Problem to work on: Identify the lines that include the word "this", then copy all of them.

[Data excerpts]
= = = = = = =

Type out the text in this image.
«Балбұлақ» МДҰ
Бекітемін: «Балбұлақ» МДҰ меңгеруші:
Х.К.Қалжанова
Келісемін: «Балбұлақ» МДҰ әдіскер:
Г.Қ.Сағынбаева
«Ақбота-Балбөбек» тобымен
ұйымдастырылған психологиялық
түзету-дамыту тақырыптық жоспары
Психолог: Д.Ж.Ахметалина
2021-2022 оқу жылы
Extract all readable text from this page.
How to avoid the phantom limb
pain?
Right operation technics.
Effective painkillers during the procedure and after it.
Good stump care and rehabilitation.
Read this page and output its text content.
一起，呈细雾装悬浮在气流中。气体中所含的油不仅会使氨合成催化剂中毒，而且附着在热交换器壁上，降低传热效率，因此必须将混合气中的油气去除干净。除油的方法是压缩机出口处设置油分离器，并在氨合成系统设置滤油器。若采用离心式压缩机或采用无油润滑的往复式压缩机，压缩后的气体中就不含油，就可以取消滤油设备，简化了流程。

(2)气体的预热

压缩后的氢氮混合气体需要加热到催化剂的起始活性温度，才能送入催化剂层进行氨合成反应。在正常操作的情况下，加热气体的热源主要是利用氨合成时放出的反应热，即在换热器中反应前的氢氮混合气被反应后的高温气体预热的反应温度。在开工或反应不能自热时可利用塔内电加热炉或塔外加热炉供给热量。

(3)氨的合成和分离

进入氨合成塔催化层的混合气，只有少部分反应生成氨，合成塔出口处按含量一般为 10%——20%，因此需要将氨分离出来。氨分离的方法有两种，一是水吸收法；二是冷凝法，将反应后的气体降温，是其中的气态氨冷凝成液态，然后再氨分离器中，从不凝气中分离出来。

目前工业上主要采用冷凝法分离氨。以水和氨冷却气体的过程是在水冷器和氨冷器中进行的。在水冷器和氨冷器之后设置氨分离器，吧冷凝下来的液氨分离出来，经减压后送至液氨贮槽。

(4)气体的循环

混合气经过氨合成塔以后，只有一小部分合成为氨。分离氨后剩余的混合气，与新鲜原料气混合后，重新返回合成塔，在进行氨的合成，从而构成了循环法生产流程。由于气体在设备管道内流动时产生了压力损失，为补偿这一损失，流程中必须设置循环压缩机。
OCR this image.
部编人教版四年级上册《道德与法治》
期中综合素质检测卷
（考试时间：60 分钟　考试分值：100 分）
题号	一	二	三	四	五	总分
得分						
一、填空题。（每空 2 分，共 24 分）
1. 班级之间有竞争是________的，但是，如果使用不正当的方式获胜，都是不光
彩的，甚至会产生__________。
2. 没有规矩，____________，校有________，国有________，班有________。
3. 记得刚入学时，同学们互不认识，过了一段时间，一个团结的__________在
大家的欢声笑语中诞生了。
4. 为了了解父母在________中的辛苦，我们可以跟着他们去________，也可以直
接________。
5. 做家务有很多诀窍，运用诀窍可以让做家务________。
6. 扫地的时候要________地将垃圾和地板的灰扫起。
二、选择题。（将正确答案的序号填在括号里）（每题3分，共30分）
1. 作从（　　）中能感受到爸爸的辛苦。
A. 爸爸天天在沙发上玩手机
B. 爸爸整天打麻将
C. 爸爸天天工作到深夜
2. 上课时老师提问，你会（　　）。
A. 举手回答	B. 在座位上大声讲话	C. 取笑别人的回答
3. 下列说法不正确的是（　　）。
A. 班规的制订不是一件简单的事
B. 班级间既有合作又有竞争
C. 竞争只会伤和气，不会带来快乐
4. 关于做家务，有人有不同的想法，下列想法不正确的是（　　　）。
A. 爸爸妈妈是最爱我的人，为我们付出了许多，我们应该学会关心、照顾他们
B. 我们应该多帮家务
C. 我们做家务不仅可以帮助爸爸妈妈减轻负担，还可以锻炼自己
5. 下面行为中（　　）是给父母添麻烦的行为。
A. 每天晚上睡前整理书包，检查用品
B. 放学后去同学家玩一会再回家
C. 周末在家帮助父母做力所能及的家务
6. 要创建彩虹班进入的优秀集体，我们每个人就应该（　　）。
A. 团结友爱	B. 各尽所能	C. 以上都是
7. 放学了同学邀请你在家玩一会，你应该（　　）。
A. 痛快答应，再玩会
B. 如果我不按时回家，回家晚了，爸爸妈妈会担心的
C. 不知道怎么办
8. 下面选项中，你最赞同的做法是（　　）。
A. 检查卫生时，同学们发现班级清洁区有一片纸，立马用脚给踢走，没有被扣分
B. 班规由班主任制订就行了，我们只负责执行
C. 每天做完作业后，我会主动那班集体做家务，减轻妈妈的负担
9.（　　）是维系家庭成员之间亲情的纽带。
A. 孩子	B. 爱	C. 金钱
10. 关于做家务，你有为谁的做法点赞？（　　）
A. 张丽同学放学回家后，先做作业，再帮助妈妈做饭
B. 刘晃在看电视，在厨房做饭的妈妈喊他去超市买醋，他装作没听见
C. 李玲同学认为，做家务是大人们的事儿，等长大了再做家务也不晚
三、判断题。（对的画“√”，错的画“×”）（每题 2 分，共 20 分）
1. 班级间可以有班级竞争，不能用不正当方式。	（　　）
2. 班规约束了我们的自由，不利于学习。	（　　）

= = = = = = =

Task response:
Type out the text in this image.
Extract all readable text from this page.
Read this page and output its text content.
OCR this image.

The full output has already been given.